__EXERCISE PROMPT__: For every line in the material, set down an identical one.

__THE RECORDS__:
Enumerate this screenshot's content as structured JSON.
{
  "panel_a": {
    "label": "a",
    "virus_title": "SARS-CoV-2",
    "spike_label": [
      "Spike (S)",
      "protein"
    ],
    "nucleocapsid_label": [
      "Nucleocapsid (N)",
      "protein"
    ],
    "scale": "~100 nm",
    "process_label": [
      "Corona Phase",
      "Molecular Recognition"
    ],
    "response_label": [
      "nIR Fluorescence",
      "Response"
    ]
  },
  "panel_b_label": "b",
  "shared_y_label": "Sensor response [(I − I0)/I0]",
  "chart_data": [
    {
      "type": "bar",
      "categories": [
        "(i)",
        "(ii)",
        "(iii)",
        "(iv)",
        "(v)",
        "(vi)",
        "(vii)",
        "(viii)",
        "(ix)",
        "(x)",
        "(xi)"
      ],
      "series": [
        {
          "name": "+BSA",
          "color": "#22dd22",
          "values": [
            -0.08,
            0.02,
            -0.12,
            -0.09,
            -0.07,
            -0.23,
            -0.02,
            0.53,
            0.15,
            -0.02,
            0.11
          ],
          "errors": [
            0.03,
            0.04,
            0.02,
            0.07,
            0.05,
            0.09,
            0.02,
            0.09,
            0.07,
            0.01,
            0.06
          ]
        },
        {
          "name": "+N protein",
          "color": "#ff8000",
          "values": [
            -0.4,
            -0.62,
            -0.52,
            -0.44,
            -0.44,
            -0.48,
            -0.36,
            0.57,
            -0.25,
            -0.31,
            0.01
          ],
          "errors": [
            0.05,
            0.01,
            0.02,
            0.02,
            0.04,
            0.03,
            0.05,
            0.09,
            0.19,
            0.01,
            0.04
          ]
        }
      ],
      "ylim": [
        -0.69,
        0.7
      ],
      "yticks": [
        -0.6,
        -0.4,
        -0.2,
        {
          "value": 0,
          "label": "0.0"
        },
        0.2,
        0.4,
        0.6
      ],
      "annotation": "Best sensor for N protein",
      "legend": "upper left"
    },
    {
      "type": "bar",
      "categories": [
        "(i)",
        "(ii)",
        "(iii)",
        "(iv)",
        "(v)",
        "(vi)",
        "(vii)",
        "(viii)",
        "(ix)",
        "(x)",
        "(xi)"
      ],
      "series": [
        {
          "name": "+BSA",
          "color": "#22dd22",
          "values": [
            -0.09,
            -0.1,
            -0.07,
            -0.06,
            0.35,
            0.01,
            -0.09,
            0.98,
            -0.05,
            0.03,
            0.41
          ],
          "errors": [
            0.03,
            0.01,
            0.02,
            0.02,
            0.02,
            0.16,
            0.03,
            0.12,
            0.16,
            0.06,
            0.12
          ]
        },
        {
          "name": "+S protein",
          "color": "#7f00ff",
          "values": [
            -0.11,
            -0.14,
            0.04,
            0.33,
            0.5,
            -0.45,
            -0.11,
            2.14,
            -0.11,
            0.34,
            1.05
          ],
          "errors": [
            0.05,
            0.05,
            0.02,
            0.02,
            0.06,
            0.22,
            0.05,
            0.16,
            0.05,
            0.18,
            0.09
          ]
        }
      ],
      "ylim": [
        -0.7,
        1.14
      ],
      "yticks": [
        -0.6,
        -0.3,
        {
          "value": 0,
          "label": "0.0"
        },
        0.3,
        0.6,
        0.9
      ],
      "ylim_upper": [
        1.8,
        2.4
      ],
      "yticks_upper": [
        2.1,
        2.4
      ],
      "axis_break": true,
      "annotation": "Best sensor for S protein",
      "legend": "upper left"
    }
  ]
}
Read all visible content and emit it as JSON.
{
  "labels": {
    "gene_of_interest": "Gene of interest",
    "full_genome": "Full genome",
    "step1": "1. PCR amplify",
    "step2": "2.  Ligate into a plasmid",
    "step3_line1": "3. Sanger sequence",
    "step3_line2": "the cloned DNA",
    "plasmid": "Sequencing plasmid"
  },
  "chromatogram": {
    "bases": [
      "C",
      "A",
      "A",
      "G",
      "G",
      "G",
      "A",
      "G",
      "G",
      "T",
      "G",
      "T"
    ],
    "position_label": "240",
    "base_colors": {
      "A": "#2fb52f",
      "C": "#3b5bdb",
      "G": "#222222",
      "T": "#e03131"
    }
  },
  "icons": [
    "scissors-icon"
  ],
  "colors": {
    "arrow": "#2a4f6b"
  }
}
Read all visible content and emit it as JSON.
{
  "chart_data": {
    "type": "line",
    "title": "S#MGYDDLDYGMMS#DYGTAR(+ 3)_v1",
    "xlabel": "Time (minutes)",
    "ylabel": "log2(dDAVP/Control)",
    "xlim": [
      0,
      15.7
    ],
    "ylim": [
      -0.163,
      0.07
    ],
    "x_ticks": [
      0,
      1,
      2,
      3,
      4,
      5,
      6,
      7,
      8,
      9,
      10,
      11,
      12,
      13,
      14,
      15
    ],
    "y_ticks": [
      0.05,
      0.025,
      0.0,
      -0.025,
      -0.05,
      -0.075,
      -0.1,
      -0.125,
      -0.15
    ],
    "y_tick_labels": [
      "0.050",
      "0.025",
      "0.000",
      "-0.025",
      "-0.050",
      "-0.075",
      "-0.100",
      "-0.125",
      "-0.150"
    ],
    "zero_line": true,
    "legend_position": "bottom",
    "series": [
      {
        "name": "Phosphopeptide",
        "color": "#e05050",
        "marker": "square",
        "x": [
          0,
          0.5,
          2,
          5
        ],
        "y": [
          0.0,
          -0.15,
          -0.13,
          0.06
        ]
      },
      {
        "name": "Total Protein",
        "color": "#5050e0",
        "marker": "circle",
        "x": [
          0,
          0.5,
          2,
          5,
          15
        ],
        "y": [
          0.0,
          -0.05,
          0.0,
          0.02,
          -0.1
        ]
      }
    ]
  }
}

__RESULT OF THE EXERCISE__:
Enumerate this screenshot's content as structured JSON.
{
  "panel_a": {
    "label": "a",
    "virus_title": "SARS-CoV-2",
    "spike_label": [
      "Spike (S)",
      "protein"
    ],
    "nucleocapsid_label": [
      "Nucleocapsid (N)",
      "protein"
    ],
    "scale": "~100 nm",
    "process_label": [
      "Corona Phase",
      "Molecular Recognition"
    ],
    "response_label": [
      "nIR Fluorescence",
      "Response"
    ]
  },
  "panel_b_label": "b",
  "shared_y_label": "Sensor response [(I − I0)/I0]",
  "chart_data": [
    {
      "type": "bar",
      "categories": [
        "(i)",
        "(ii)",
        "(iii)",
        "(iv)",
        "(v)",
        "(vi)",
        "(vii)",
        "(viii)",
        "(ix)",
        "(x)",
        "(xi)"
      ],
      "series": [
        {
          "name": "+BSA",
          "color": "#22dd22",
          "values": [
            -0.08,
            0.02,
            -0.12,
            -0.09,
            -0.07,
            -0.23,
            -0.02,
            0.53,
            0.15,
            -0.02,
            0.11
          ],
          "errors": [
            0.03,
            0.04,
            0.02,
            0.07,
            0.05,
            0.09,
            0.02,
            0.09,
            0.07,
            0.01,
            0.06
          ]
        },
        {
          "name": "+N protein",
          "color": "#ff8000",
          "values": [
            -0.4,
            -0.62,
            -0.52,
            -0.44,
            -0.44,
            -0.48,
            -0.36,
            0.57,
            -0.25,
            -0.31,
            0.01
          ],
          "errors": [
            0.05,
            0.01,
            0.02,
            0.02,
            0.04,
            0.03,
            0.05,
            0.09,
            0.19,
            0.01,
            0.04
          ]
        }
      ],
      "ylim": [
        -0.69,
        0.7
      ],
      "yticks": [
        -0.6,
        -0.4,
        -0.2,
        {
          "value": 0,
          "label": "0.0"
        },
        0.2,
        0.4,
        0.6
      ],
      "annotation": "Best sensor for N protein",
      "legend": "upper left"
    },
    {
      "type": "bar",
      "categories": [
        "(i)",
        "(ii)",
        "(iii)",
        "(iv)",
        "(v)",
        "(vi)",
        "(vii)",
        "(viii)",
        "(ix)",
        "(x)",
        "(xi)"
      ],
      "series": [
        {
          "name": "+BSA",
          "color": "#22dd22",
          "values": [
            -0.09,
            -0.1,
            -0.07,
            -0.06,
            0.35,
            0.01,
            -0.09,
            0.98,
            -0.05,
            0.03,
            0.41
          ],
          "errors": [
            0.03,
            0.01,
            0.02,
            0.02,
            0.02,
            0.16,
            0.03,
            0.12,
            0.16,
            0.06,
            0.12
          ]
        },
        {
          "name": "+S protein",
          "color": "#7f00ff",
          "values": [
            -0.11,
            -0.14,
            0.04,
            0.33,
            0.5,
            -0.45,
            -0.11,
            2.14,
            -0.11,
            0.34,
            1.05
          ],
          "errors": [
            0.05,
            0.05,
            0.02,
            0.02,
            0.06,
            0.22,
            0.05,
            0.16,
            0.05,
            0.18,
            0.09
          ]
        }
      ],
      "ylim": [
        -0.7,
        1.14
      ],
      "yticks": [
        -0.6,
        -0.3,
        {
          "value": 0,
          "label": "0.0"
        },
        0.3,
        0.6,
        0.9
      ],
      "ylim_upper": [
        1.8,
        2.4
      ],
      "yticks_upper": [
        2.1,
        2.4
      ],
      "axis_break": true,
      "annotation": "Best sensor for S protein",
      "legend": "upper left"
    }
  ]
}
Read all visible content and emit it as JSON.
{
  "labels": {
    "gene_of_interest": "Gene of interest",
    "full_genome": "Full genome",
    "step1": "1. PCR amplify",
    "step2": "2.  Ligate into a plasmid",
    "step3_line1": "3. Sanger sequence",
    "step3_line2": "the cloned DNA",
    "plasmid": "Sequencing plasmid"
  },
  "chromatogram": {
    "bases": [
      "C",
      "A",
      "A",
      "G",
      "G",
      "G",
      "A",
      "G",
      "G",
      "T",
      "G",
      "T"
    ],
    "position_label": "240",
    "base_colors": {
      "A": "#2fb52f",
      "C": "#3b5bdb",
      "G": "#222222",
      "T": "#e03131"
    }
  },
  "icons": [
    "scissors-icon"
  ],
  "colors": {
    "arrow": "#2a4f6b"
  }
}
Read all visible content and emit it as JSON.
{
  "chart_data": {
    "type": "line",
    "title": "S#MGYDDLDYGMMS#DYGTAR(+ 3)_v1",
    "xlabel": "Time (minutes)",
    "ylabel": "log2(dDAVP/Control)",
    "xlim": [
      0,
      15.7
    ],
    "ylim": [
      -0.163,
      0.07
    ],
    "x_ticks": [
      0,
      1,
      2,
      3,
      4,
      5,
      6,
      7,
      8,
      9,
      10,
      11,
      12,
      13,
      14,
      15
    ],
    "y_ticks": [
      0.05,
      0.025,
      0.0,
      -0.025,
      -0.05,
      -0.075,
      -0.1,
      -0.125,
      -0.15
    ],
    "y_tick_labels": [
      "0.050",
      "0.025",
      "0.000",
      "-0.025",
      "-0.050",
      "-0.075",
      "-0.100",
      "-0.125",
      "-0.150"
    ],
    "zero_line": true,
    "legend_position": "bottom",
    "series": [
      {
        "name": "Phosphopeptide",
        "color": "#e05050",
        "marker": "square",
        "x": [
          0,
          0.5,
          2,
          5
        ],
        "y": [
          0.0,
          -0.15,
          -0.13,
          0.06
        ]
      },
      {
        "name": "Total Protein",
        "color": "#5050e0",
        "marker": "circle",
        "x": [
          0,
          0.5,
          2,
          5,
          15
        ],
        "y": [
          0.0,
          -0.05,
          0.0,
          0.02,
          -0.1
        ]
      }
    ]
  }
}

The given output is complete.